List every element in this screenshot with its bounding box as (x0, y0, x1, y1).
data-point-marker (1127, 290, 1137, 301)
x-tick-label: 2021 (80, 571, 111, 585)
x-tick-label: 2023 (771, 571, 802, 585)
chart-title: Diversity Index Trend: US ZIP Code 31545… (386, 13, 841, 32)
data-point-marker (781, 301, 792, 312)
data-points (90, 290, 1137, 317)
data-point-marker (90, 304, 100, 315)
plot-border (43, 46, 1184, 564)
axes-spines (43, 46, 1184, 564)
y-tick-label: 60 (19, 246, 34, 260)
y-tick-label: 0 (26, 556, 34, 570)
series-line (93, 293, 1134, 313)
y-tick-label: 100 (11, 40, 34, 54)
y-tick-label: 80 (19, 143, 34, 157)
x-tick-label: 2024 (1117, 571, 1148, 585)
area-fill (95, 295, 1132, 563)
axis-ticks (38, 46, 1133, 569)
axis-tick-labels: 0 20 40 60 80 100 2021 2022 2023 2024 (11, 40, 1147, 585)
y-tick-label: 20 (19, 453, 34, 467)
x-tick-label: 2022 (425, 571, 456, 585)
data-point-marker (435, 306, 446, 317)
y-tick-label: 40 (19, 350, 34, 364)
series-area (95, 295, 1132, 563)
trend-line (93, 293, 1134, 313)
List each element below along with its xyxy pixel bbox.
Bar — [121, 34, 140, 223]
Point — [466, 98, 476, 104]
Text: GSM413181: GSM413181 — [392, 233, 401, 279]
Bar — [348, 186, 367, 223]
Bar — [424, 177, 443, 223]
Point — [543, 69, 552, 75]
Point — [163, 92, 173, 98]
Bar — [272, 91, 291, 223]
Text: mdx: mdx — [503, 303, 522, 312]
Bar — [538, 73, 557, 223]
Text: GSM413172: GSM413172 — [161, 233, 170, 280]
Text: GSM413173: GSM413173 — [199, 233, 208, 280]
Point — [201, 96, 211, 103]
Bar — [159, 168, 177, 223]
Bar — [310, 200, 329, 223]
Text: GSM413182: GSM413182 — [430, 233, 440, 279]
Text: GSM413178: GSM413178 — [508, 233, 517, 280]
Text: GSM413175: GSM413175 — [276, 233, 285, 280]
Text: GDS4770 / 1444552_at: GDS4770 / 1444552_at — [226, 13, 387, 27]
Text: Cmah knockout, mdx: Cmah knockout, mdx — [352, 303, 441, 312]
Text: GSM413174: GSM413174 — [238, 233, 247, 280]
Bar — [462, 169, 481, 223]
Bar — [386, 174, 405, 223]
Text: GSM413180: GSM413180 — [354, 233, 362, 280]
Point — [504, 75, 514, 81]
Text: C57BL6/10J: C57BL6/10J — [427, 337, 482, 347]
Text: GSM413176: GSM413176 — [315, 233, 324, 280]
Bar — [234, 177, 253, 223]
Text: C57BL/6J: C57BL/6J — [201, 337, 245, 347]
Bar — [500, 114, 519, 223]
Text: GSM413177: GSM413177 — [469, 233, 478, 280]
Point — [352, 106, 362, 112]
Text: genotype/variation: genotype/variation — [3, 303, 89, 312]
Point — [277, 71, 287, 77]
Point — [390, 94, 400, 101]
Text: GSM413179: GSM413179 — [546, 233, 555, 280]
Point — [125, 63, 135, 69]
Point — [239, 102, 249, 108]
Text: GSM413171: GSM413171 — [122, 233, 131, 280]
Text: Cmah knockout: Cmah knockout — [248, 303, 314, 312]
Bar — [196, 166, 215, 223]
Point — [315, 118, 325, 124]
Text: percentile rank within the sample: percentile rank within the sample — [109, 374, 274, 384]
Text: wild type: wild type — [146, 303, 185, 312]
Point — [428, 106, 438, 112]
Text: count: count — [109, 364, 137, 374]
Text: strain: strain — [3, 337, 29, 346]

▶ [Exercise]
Reproduce all of the entries above, swapping each occurrence of "Bar" for "Column" and leaving every other character unchanged.

▶ [Completed exercise]
List every element in this screenshot with its bounding box as (x0, y0, x1, y1).
data-point-marker (1127, 290, 1137, 301)
x-tick-label: 2021 (80, 571, 111, 585)
x-tick-label: 2023 (771, 571, 802, 585)
chart-title: Diversity Index Trend: US ZIP Code 31545… (386, 13, 841, 32)
data-point-marker (781, 301, 792, 312)
data-points (90, 290, 1137, 317)
data-point-marker (90, 304, 100, 315)
plot-border (43, 46, 1184, 564)
axes-spines (43, 46, 1184, 564)
y-tick-label: 60 (19, 246, 34, 260)
y-tick-label: 0 (26, 556, 34, 570)
series-line (93, 293, 1134, 313)
y-tick-label: 100 (11, 40, 34, 54)
y-tick-label: 80 (19, 143, 34, 157)
x-tick-label: 2024 (1117, 571, 1148, 585)
area-fill (95, 295, 1132, 563)
axis-ticks (38, 46, 1133, 569)
axis-tick-labels: 0 20 40 60 80 100 2021 2022 2023 2024 (11, 40, 1147, 585)
y-tick-label: 20 (19, 453, 34, 467)
x-tick-label: 2022 (425, 571, 456, 585)
data-point-marker (435, 306, 446, 317)
y-tick-label: 40 (19, 350, 34, 364)
series-area (95, 295, 1132, 563)
trend-line (93, 293, 1134, 313)
List each element below along with its xyxy pixel bbox.
Column — [121, 34, 140, 223]
Point — [466, 98, 476, 104]
Text: GSM413181: GSM413181 — [392, 233, 401, 279]
Column — [348, 186, 367, 223]
Column — [424, 177, 443, 223]
Point — [543, 69, 552, 75]
Point — [163, 92, 173, 98]
Column — [272, 91, 291, 223]
Text: mdx: mdx — [503, 303, 522, 312]
Column — [538, 73, 557, 223]
Text: GSM413172: GSM413172 — [161, 233, 170, 280]
Text: GSM413173: GSM413173 — [199, 233, 208, 280]
Point — [201, 96, 211, 103]
Column — [159, 168, 177, 223]
Column — [310, 200, 329, 223]
Text: GSM413182: GSM413182 — [430, 233, 440, 279]
Text: GSM413178: GSM413178 — [508, 233, 517, 280]
Text: GSM413175: GSM413175 — [276, 233, 285, 280]
Text: GDS4770 / 1444552_at: GDS4770 / 1444552_at — [226, 13, 387, 27]
Text: Cmah knockout, mdx: Cmah knockout, mdx — [352, 303, 441, 312]
Text: GSM413174: GSM413174 — [238, 233, 247, 280]
Column — [462, 169, 481, 223]
Column — [386, 174, 405, 223]
Text: GSM413180: GSM413180 — [354, 233, 362, 280]
Point — [504, 75, 514, 81]
Text: C57BL6/10J: C57BL6/10J — [427, 337, 482, 347]
Text: GSM413176: GSM413176 — [315, 233, 324, 280]
Column — [234, 177, 253, 223]
Text: C57BL/6J: C57BL/6J — [201, 337, 245, 347]
Column — [500, 114, 519, 223]
Text: GSM413177: GSM413177 — [469, 233, 478, 280]
Point — [352, 106, 362, 112]
Text: genotype/variation: genotype/variation — [3, 303, 89, 312]
Point — [277, 71, 287, 77]
Point — [390, 94, 400, 101]
Text: GSM413179: GSM413179 — [546, 233, 555, 280]
Point — [125, 63, 135, 69]
Point — [239, 102, 249, 108]
Text: GSM413171: GSM413171 — [122, 233, 131, 280]
Text: Cmah knockout: Cmah knockout — [248, 303, 314, 312]
Column — [196, 166, 215, 223]
Point — [315, 118, 325, 124]
Text: percentile rank within the sample: percentile rank within the sample — [109, 374, 274, 384]
Text: wild type: wild type — [146, 303, 185, 312]
Point — [428, 106, 438, 112]
Text: count: count — [109, 364, 137, 374]
Text: strain: strain — [3, 337, 29, 346]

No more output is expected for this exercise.